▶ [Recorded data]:
* begin *
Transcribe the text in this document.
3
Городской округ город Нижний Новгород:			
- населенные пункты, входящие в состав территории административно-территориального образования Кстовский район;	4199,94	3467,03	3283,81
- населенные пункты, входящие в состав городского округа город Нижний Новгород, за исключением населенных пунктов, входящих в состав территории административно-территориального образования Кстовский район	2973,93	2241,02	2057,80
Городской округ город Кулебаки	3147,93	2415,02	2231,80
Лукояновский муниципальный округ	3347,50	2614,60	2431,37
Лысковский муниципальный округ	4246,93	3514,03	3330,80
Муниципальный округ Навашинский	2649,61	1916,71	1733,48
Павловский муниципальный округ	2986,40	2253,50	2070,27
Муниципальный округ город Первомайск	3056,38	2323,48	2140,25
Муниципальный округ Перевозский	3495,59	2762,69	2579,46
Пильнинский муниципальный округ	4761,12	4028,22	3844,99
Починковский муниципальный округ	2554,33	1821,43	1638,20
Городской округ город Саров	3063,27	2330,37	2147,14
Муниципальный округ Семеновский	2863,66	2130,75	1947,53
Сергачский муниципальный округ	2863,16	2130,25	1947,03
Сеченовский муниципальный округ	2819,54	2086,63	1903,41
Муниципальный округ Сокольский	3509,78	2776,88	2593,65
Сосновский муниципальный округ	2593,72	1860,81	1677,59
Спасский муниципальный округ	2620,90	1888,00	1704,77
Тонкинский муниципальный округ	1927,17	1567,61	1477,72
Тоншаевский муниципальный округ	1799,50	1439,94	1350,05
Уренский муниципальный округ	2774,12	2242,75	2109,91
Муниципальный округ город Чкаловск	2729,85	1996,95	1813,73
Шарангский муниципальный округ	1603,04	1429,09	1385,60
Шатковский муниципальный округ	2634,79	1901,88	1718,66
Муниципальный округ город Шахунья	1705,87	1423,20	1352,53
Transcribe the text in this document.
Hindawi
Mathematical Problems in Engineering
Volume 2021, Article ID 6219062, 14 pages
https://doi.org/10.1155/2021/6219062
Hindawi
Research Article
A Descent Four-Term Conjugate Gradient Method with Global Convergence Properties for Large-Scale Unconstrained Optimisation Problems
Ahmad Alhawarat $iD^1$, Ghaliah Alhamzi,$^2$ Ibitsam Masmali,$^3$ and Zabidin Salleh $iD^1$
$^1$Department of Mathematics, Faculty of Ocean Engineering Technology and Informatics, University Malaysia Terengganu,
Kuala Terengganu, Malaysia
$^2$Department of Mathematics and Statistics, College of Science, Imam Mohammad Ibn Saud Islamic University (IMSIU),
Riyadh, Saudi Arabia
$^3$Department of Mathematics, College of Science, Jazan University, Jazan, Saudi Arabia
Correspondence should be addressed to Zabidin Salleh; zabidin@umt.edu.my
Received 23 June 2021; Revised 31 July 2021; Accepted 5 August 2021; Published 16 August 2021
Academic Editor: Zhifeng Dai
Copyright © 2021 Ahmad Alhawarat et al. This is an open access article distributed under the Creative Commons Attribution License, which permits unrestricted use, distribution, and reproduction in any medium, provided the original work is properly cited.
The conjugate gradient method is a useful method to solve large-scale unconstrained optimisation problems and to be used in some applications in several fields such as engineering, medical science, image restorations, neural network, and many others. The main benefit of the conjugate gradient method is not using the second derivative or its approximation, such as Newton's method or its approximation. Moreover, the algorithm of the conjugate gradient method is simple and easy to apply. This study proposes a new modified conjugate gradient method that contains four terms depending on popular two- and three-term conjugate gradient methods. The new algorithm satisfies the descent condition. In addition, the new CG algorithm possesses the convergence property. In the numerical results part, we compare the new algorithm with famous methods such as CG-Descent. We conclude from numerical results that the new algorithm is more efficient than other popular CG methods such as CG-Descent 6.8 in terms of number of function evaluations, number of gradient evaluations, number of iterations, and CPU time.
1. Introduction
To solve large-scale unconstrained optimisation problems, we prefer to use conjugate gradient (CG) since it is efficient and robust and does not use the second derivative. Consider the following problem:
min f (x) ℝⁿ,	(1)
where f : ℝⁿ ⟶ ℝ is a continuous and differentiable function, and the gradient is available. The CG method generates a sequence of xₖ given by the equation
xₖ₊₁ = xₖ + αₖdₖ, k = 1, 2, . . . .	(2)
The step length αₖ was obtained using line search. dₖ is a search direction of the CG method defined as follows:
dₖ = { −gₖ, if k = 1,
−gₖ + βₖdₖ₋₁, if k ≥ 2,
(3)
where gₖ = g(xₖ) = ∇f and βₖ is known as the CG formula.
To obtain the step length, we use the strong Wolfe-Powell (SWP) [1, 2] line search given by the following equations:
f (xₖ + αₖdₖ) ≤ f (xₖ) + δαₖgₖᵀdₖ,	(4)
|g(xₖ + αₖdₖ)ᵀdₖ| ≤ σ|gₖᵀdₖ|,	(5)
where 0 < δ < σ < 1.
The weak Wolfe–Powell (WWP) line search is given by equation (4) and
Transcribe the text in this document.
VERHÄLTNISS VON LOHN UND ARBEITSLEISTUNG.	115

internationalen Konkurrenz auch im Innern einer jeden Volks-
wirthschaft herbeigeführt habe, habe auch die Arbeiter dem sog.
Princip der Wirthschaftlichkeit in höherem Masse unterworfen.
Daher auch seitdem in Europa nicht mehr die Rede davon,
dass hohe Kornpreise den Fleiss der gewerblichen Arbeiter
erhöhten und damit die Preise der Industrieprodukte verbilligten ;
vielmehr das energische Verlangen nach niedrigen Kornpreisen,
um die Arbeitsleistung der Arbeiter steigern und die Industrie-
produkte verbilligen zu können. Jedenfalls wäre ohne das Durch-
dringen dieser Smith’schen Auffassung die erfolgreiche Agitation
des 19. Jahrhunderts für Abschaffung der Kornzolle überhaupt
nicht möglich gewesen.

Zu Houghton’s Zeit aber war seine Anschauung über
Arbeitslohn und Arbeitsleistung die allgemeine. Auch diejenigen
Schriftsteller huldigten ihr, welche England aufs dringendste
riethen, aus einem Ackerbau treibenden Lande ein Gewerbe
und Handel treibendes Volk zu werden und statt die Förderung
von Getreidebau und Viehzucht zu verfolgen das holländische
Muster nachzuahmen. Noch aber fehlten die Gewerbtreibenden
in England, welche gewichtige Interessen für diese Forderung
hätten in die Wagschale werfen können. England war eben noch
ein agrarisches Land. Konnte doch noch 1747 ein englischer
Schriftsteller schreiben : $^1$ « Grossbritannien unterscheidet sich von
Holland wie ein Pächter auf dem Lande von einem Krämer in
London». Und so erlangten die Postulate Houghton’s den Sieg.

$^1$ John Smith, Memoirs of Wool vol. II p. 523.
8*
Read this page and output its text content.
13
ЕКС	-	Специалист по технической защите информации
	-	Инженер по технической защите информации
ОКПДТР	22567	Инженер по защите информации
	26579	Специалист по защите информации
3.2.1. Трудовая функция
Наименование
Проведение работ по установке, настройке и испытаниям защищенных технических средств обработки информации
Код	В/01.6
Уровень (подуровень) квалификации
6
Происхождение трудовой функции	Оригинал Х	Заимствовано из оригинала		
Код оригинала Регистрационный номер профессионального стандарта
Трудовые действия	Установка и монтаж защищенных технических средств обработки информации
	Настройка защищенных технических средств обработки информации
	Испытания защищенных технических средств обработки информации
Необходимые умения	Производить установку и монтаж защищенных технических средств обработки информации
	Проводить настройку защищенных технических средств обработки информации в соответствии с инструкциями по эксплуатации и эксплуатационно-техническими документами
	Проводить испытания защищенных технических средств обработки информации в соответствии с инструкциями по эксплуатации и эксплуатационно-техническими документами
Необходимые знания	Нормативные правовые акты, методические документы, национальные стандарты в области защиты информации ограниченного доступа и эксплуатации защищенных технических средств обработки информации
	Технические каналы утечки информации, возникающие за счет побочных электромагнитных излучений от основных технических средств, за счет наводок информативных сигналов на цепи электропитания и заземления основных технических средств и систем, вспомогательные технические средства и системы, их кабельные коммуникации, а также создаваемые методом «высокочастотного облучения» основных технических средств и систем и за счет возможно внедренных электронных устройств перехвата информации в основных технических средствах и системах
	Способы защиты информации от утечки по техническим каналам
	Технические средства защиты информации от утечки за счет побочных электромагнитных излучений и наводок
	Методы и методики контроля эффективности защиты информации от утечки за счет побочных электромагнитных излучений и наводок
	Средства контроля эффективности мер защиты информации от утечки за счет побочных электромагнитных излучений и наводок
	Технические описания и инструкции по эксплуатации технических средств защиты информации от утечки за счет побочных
* end *
Identify the lines that hold the word "оригинала". Copy every one of them.

Происхождение трудовой функции	Оригинал Х	Заимствовано из оригинала		
Код оригинала Регистрационный номер профессионального стандарта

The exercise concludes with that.